**The task:**
Leave out the pictures and repeat the rest of the material exactly.

Dataset items:
******************************

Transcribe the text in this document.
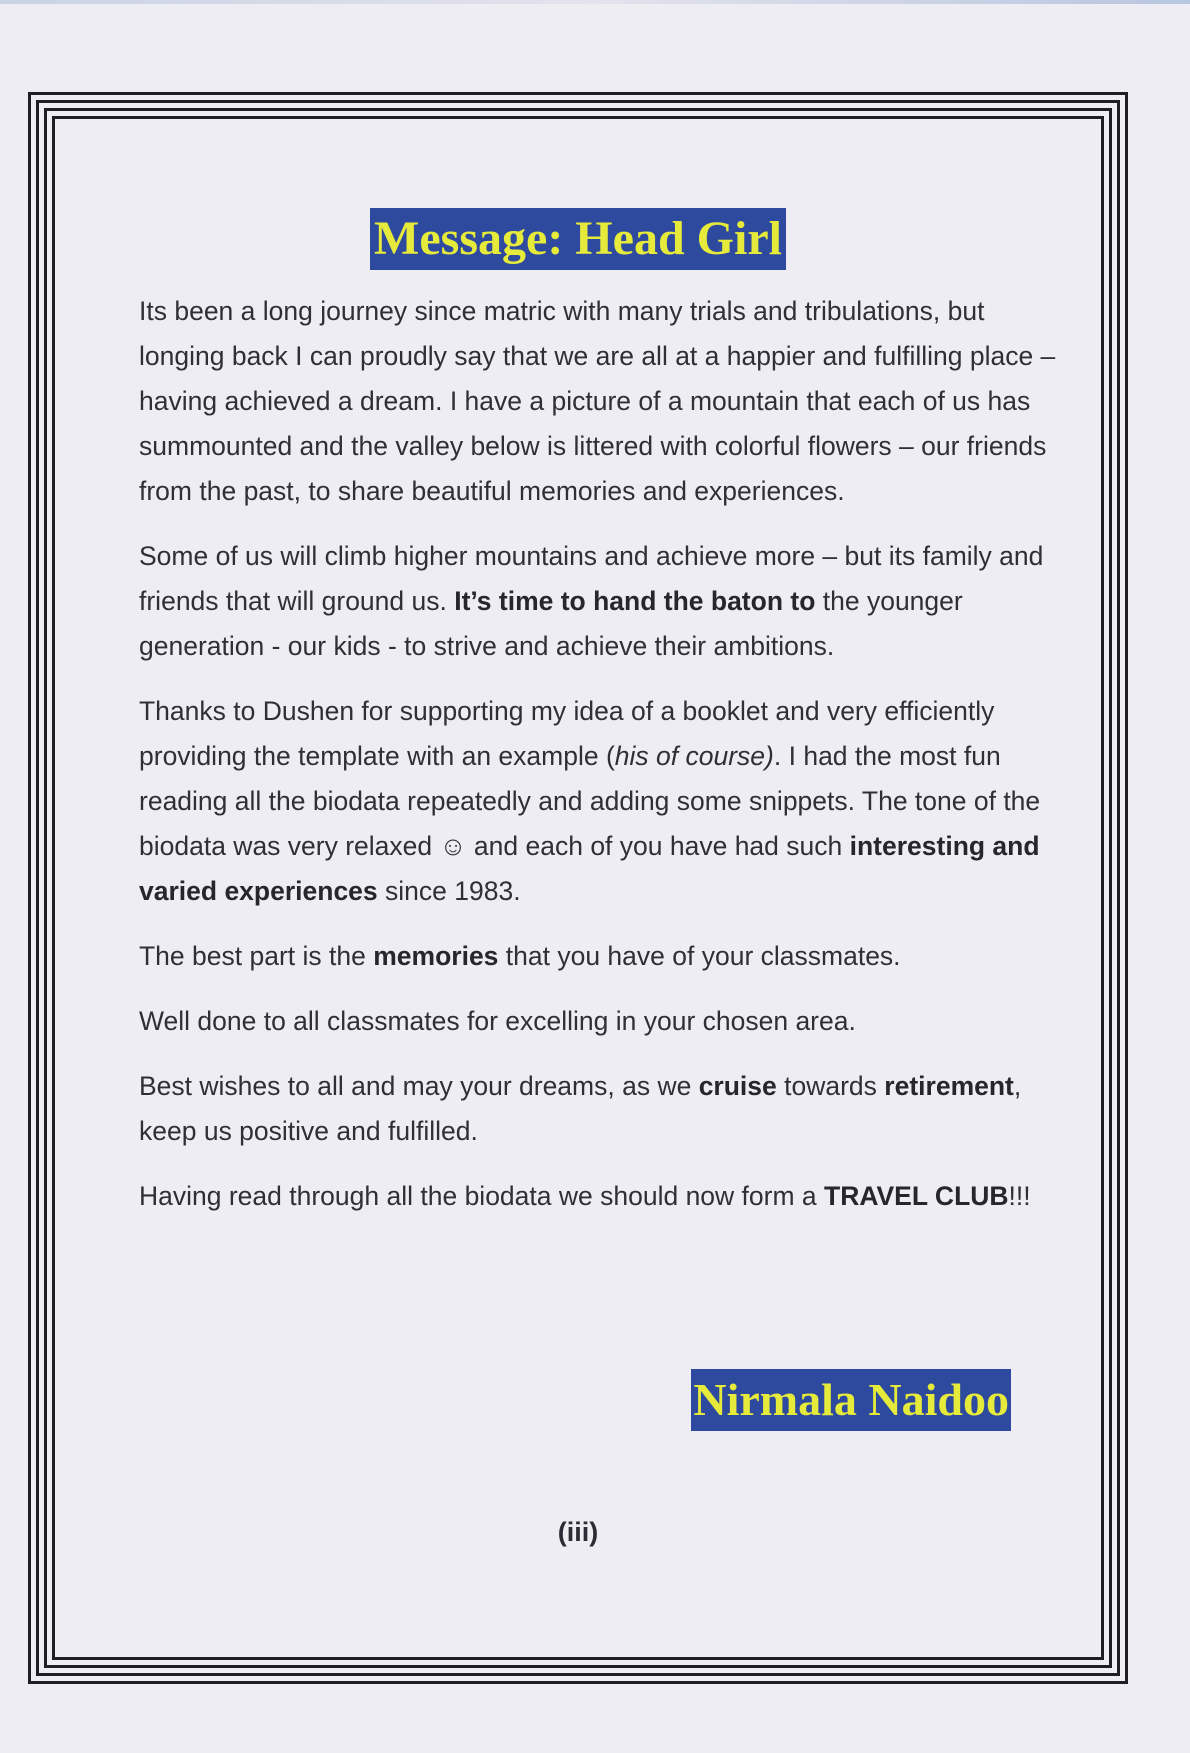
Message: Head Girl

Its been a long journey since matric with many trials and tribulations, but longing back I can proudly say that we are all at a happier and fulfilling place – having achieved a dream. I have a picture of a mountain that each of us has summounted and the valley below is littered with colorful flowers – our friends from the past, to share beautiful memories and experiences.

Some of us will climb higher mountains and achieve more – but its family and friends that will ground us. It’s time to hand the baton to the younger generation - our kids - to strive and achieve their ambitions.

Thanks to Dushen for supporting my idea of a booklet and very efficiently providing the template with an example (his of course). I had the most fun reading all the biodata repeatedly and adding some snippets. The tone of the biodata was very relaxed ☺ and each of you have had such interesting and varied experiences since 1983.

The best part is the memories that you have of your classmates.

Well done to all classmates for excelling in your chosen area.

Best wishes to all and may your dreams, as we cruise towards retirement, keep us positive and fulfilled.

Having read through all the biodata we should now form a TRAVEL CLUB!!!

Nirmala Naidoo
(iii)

******************************

**Result of this task:**
Transcribe the text in this document.
Message: Head Girl

Its been a long journey since matric with many trials and tribulations, but longing back I can proudly say that we are all at a happier and fulfilling place – having achieved a dream. I have a picture of a mountain that each of us has summounted and the valley below is littered with colorful flowers – our friends from the past, to share beautiful memories and experiences.

Some of us will climb higher mountains and achieve more – but its family and friends that will ground us. It’s time to hand the baton to the younger generation - our kids - to strive and achieve their ambitions.

Thanks to Dushen for supporting my idea of a booklet and very efficiently providing the template with an example (his of course). I had the most fun reading all the biodata repeatedly and adding some snippets. The tone of the biodata was very relaxed ☺ and each of you have had such interesting and varied experiences since 1983.

The best part is the memories that you have of your classmates.

Well done to all classmates for excelling in your chosen area.

Best wishes to all and may your dreams, as we cruise towards retirement, keep us positive and fulfilled.

Having read through all the biodata we should now form a TRAVEL CLUB!!!

Nirmala Naidoo
(iii)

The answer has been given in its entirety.